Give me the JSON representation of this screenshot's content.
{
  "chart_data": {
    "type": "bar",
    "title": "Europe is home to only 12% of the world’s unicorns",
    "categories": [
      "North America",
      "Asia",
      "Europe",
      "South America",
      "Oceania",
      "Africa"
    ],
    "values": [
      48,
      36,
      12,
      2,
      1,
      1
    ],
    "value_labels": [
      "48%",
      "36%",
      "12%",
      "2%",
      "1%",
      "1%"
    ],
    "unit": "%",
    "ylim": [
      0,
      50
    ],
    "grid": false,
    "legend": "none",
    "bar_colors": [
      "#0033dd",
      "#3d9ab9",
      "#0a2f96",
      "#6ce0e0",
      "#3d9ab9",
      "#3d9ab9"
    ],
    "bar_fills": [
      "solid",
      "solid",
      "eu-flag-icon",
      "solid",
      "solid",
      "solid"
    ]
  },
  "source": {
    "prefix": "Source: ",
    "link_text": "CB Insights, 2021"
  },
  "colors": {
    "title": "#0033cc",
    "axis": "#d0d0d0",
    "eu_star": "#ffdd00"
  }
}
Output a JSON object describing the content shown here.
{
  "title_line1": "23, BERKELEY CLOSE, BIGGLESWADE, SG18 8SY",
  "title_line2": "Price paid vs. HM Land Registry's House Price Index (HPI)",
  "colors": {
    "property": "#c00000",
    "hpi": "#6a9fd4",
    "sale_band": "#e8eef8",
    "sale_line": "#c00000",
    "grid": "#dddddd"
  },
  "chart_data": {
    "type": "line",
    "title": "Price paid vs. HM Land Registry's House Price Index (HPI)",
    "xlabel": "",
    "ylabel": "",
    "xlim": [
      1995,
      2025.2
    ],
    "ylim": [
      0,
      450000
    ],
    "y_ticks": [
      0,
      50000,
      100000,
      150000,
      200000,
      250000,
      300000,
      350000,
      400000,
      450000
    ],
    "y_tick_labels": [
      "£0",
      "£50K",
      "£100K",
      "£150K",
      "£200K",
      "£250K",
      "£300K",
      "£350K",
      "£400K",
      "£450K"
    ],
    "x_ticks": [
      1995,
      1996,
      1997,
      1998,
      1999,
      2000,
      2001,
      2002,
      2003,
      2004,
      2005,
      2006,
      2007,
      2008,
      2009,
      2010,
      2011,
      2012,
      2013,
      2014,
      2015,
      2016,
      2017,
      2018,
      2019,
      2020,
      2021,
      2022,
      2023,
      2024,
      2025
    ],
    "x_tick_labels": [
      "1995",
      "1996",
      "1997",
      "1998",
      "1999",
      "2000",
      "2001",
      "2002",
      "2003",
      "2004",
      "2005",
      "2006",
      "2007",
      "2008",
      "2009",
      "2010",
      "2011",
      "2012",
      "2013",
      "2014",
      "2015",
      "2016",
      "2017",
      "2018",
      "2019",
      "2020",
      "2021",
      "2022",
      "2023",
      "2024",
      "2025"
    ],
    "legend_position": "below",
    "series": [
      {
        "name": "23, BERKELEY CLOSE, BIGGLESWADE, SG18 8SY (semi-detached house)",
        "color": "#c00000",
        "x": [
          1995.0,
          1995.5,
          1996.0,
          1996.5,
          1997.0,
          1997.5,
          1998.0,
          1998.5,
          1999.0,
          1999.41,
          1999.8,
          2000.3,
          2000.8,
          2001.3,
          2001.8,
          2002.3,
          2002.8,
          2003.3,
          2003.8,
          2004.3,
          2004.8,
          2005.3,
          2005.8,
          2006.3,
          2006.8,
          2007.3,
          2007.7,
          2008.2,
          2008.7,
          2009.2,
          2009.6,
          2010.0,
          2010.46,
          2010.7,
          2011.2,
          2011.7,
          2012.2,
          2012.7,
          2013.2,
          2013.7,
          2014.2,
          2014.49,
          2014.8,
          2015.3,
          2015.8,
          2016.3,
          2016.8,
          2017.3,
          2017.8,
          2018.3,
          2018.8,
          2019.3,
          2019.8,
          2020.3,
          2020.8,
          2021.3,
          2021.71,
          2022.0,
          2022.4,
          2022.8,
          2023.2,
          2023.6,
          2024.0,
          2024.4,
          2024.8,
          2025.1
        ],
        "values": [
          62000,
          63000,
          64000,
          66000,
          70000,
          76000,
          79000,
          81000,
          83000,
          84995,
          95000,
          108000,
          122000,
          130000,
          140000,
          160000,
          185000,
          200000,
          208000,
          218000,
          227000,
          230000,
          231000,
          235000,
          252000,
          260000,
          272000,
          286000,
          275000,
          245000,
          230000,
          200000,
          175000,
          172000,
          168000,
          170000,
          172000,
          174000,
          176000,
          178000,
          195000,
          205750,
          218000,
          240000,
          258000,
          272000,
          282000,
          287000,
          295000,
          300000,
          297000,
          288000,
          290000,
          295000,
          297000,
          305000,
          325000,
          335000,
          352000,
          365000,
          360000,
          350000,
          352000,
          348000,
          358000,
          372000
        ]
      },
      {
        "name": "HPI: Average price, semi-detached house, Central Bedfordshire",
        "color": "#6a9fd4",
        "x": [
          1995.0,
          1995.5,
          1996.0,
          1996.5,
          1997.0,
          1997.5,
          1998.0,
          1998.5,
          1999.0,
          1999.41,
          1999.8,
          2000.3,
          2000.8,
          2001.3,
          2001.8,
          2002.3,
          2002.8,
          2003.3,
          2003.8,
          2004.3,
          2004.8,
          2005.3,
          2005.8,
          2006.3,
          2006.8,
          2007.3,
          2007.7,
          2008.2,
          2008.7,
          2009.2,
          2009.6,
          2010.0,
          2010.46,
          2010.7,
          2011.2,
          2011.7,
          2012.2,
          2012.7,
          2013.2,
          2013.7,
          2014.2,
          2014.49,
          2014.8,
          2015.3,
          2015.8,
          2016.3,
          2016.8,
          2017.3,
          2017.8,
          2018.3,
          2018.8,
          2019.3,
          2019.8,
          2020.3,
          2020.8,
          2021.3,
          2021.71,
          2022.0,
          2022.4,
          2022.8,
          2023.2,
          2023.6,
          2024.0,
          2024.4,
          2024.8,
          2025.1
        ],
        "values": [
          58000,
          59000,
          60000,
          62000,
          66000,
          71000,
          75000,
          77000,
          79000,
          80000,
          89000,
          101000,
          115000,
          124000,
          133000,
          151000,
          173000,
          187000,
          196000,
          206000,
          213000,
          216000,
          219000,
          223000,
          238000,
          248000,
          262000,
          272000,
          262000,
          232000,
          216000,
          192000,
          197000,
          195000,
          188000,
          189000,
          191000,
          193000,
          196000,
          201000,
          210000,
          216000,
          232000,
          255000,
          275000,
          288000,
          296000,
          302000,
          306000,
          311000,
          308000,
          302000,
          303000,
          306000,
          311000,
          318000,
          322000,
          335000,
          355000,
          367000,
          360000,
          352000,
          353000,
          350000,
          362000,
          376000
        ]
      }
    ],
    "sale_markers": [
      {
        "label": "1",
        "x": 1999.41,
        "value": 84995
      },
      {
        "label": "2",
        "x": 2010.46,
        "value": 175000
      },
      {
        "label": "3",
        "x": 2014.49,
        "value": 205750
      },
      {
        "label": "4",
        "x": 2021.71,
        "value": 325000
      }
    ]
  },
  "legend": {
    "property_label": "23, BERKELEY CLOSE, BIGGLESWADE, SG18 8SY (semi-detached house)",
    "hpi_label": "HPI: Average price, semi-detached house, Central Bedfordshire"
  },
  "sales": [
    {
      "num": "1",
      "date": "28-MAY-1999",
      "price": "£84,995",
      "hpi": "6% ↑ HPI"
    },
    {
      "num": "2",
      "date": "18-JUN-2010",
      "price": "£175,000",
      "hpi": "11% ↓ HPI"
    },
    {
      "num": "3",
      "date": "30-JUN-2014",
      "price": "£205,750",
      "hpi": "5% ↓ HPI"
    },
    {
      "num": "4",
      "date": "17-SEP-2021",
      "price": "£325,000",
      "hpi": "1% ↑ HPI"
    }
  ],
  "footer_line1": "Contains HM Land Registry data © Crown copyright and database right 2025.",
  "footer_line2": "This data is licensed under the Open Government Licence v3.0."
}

* * * *

Short task: Only the number is wanted: how many lines of the material contain the word "Index"?

Result: 2